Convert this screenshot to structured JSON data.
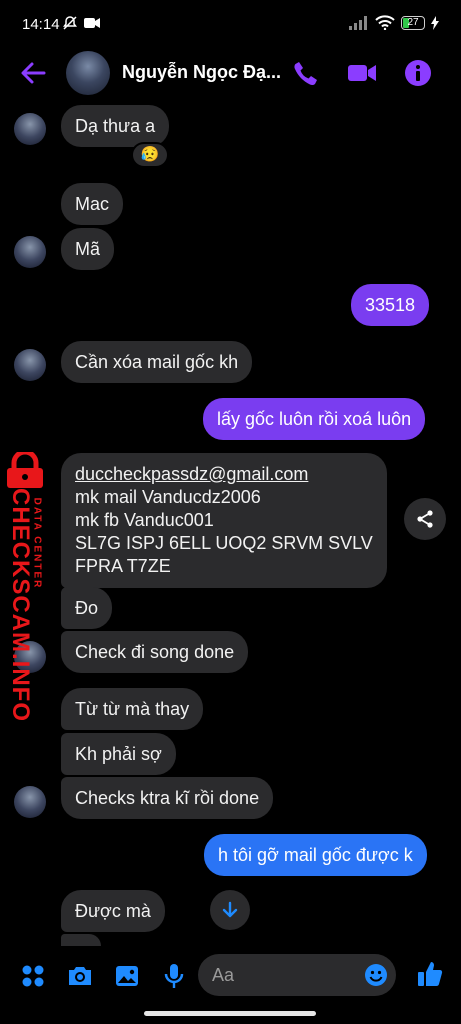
{
  "status_bar": {
    "time": "14:14",
    "battery": "27"
  },
  "header": {
    "contact_name": "Nguyễn Ngọc Đạ..."
  },
  "messages": [
    {
      "text": "Dạ thưa a",
      "sender": "them"
    },
    {
      "text": "😥",
      "type": "reaction"
    },
    {
      "text": "Mac",
      "sender": "them"
    },
    {
      "text": "Mã",
      "sender": "them"
    },
    {
      "text": "33518",
      "sender": "me"
    },
    {
      "text": "Cần xóa mail gốc kh",
      "sender": "them"
    },
    {
      "text": "lấy gốc luôn rồi xoá luôn",
      "sender": "me"
    },
    {
      "lines": [
        "duccheckpassdz@gmail.com",
        "mk mail Vanducdz2006",
        "mk fb Vanduc001",
        "SL7G ISPJ 6ELL UOQ2 SRVM SVLV",
        "FPRA T7ZE"
      ],
      "sender": "them"
    },
    {
      "text": "Đo",
      "sender": "them"
    },
    {
      "text": "Check đi song done",
      "sender": "them"
    },
    {
      "text": "Từ từ mà thay",
      "sender": "them"
    },
    {
      "text": "Kh phải sợ",
      "sender": "them"
    },
    {
      "text": "Checks ktra kĩ rồi done",
      "sender": "them"
    },
    {
      "text": "h tôi gỡ mail gốc được k",
      "sender": "me"
    },
    {
      "text": "Được mà",
      "sender": "them"
    }
  ],
  "watermark": {
    "main": "CHECKSCAM.INFO",
    "sub": "DATA CENTER"
  },
  "composer": {
    "placeholder": "Aa"
  },
  "colors": {
    "accent": "#8b3dff",
    "my_bubble": "#7a3df0",
    "my_bubble_blue": "#2a74f5",
    "their_bubble": "#2b2b2d",
    "action_blue": "#1f8bff"
  }
}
━━━━━━━━━━
Go through the lines above. Select every one that has the string "done".

(Task output)
      "text": "Check đi song done",
      "text": "Checks ktra kĩ rồi done",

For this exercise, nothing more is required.